[start of Items]
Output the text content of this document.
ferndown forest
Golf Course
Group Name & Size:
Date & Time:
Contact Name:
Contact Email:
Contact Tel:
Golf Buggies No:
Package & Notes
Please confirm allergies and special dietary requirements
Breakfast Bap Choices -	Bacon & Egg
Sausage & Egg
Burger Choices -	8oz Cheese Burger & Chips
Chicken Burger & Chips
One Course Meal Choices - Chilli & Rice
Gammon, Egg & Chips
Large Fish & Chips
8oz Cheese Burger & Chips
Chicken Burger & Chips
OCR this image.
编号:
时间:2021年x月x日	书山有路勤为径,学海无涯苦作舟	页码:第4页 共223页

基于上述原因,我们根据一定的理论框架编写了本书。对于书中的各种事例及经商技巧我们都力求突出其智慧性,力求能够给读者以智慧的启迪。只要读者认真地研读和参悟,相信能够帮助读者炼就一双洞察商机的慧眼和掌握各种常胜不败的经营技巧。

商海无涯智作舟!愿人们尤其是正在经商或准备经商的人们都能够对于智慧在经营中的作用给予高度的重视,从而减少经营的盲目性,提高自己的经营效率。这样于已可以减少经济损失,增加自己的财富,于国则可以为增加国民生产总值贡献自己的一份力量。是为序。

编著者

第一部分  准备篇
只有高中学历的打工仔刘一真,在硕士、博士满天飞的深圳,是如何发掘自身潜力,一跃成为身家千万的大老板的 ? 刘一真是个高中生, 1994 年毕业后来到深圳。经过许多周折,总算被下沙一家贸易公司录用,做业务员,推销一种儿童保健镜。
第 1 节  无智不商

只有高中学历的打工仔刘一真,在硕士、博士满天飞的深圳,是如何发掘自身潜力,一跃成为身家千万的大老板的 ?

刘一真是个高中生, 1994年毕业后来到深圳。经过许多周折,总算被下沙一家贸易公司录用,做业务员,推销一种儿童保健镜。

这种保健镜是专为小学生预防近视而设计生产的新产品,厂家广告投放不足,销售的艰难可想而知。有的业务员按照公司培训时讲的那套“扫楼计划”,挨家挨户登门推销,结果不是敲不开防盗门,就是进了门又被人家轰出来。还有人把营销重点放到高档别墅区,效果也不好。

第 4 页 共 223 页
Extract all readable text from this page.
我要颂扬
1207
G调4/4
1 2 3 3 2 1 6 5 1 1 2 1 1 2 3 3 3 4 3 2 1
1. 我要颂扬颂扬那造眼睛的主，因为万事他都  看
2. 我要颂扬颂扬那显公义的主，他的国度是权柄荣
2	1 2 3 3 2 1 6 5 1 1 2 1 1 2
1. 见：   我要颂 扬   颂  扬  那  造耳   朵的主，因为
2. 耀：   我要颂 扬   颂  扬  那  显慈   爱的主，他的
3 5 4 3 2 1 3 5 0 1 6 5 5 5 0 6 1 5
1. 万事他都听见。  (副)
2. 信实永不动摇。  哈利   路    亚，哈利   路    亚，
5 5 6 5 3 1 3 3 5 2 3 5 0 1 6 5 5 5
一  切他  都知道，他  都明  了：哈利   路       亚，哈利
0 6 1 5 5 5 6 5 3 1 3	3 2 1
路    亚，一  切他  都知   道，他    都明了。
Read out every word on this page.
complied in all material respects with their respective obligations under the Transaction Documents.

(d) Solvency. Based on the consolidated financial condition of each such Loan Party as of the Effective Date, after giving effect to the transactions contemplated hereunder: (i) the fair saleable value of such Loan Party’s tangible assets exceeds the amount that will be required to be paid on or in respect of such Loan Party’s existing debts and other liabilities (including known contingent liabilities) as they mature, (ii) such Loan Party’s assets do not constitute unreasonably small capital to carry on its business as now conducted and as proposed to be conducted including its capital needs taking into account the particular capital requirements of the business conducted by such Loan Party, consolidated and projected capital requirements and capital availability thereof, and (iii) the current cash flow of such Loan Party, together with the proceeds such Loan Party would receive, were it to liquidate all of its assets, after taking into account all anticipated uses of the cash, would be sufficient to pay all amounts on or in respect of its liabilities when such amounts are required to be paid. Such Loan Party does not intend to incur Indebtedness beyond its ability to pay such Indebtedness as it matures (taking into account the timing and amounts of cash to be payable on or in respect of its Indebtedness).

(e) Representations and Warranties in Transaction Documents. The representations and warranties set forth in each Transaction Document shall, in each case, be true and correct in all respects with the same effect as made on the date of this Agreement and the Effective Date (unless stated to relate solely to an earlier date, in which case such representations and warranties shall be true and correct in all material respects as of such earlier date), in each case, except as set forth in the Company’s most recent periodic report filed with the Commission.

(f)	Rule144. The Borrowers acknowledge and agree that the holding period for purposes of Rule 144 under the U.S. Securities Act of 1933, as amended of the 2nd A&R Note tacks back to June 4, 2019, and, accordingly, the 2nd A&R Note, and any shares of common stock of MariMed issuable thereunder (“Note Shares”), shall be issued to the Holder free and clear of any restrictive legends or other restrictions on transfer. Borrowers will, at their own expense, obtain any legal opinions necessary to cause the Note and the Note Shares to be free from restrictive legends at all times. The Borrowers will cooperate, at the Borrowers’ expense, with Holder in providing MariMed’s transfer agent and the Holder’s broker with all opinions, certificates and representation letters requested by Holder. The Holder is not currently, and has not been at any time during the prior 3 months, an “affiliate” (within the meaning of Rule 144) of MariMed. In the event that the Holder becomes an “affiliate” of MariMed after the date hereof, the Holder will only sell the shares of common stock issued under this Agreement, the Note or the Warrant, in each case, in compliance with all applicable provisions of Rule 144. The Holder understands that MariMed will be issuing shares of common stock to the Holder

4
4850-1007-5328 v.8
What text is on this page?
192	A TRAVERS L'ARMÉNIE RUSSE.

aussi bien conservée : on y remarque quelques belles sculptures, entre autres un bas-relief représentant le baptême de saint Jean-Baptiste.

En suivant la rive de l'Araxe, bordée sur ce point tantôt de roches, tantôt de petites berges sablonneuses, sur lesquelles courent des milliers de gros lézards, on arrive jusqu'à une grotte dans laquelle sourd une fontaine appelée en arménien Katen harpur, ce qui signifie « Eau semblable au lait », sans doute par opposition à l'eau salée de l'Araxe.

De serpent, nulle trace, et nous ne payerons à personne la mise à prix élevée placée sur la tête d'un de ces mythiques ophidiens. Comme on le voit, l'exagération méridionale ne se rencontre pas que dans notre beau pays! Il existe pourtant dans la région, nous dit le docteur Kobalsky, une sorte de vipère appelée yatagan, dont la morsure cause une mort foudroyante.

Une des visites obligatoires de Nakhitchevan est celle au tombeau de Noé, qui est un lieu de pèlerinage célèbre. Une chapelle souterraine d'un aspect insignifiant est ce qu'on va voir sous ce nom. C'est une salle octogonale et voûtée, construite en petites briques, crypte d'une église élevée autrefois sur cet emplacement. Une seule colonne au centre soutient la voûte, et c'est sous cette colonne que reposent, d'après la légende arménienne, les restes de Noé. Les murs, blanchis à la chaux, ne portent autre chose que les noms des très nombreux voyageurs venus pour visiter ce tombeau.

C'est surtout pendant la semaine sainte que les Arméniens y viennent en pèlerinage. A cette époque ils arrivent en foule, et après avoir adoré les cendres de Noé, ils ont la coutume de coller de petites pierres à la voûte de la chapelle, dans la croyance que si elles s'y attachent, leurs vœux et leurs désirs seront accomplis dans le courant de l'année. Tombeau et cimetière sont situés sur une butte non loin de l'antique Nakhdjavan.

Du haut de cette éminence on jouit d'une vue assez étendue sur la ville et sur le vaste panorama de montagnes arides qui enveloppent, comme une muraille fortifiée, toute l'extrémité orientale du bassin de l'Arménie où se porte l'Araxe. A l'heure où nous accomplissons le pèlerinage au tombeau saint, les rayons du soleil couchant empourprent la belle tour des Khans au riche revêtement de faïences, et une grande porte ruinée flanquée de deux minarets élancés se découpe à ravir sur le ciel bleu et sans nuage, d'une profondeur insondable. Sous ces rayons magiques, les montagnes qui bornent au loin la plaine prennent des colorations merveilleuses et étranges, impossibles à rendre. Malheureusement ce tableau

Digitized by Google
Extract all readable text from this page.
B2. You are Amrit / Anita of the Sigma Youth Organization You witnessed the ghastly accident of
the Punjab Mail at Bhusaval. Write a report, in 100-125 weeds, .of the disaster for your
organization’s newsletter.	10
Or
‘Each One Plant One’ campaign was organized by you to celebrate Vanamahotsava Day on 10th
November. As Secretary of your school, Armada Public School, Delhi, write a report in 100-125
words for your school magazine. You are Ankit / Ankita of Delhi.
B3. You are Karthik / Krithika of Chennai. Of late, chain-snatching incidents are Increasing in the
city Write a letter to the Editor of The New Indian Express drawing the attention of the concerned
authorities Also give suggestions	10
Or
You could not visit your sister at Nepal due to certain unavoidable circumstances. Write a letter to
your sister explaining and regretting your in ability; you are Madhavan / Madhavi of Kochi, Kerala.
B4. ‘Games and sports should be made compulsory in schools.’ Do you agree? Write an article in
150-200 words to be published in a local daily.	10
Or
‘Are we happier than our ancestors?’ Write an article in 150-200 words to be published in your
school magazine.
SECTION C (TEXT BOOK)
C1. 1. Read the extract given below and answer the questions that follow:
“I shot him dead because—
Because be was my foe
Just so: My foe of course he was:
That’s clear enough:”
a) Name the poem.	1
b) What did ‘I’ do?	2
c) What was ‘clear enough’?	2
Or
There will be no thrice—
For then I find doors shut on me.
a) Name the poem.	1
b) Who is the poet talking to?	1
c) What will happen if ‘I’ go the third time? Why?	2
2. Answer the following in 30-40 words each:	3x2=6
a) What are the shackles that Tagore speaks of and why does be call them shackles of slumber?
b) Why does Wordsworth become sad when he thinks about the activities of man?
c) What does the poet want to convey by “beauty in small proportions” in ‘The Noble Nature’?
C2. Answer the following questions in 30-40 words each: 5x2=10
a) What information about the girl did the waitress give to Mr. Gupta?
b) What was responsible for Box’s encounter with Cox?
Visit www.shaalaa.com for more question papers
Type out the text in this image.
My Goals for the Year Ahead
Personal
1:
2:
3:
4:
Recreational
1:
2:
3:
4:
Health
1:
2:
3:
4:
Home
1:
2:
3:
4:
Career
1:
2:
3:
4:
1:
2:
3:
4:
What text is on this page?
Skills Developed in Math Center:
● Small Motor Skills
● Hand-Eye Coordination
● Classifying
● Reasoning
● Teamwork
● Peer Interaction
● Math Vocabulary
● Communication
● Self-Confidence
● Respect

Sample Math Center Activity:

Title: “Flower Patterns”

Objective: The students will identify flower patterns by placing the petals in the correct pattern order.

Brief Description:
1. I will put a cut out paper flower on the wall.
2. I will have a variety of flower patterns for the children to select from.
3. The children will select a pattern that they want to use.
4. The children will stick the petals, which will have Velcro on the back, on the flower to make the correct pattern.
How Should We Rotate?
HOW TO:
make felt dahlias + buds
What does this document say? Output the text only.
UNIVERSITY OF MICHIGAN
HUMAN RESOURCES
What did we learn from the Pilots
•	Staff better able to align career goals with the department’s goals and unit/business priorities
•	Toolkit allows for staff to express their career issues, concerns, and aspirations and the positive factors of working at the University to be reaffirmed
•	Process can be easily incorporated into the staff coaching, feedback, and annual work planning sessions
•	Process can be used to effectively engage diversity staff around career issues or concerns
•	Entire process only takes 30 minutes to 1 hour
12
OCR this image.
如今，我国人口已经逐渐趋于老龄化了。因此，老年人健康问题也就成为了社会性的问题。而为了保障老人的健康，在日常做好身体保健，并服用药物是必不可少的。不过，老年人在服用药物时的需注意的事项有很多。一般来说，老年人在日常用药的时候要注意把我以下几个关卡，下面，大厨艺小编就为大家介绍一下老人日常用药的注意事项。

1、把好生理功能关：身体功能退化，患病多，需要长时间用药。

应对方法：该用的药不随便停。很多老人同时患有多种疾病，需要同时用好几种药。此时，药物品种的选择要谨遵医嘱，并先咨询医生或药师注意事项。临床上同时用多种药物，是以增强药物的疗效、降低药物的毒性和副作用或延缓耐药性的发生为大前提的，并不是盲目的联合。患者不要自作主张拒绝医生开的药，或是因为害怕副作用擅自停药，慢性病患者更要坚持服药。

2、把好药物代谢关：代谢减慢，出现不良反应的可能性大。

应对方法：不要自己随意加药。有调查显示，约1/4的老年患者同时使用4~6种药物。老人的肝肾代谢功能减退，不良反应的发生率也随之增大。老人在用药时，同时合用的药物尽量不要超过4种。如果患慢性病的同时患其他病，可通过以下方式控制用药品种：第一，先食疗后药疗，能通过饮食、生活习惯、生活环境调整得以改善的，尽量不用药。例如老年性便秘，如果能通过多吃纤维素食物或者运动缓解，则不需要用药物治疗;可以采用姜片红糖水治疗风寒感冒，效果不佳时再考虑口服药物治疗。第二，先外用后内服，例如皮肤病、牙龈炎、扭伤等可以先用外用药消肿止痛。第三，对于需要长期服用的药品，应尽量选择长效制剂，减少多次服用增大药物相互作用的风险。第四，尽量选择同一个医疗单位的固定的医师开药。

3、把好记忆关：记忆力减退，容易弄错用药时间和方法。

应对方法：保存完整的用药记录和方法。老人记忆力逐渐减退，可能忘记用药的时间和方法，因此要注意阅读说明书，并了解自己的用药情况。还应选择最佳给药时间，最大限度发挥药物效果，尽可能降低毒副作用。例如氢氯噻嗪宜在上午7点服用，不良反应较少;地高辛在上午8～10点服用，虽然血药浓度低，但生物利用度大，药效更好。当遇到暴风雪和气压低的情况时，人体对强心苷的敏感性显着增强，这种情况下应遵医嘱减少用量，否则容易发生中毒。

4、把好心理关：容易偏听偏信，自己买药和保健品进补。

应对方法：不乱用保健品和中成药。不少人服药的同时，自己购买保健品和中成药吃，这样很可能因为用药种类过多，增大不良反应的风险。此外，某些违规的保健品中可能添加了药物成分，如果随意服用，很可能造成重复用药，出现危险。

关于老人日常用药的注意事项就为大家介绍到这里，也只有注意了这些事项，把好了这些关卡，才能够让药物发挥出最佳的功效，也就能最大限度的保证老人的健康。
[end of Items]
- Brief -
Pick out the lines above containing the word "concerns", then copy them.

- Response -
•	Toolkit allows for staff to express their career issues, concerns, and aspirations and the positive factors of working at the University to be reaffirmed
•	Process can be used to effectively engage diversity staff around career issues or concerns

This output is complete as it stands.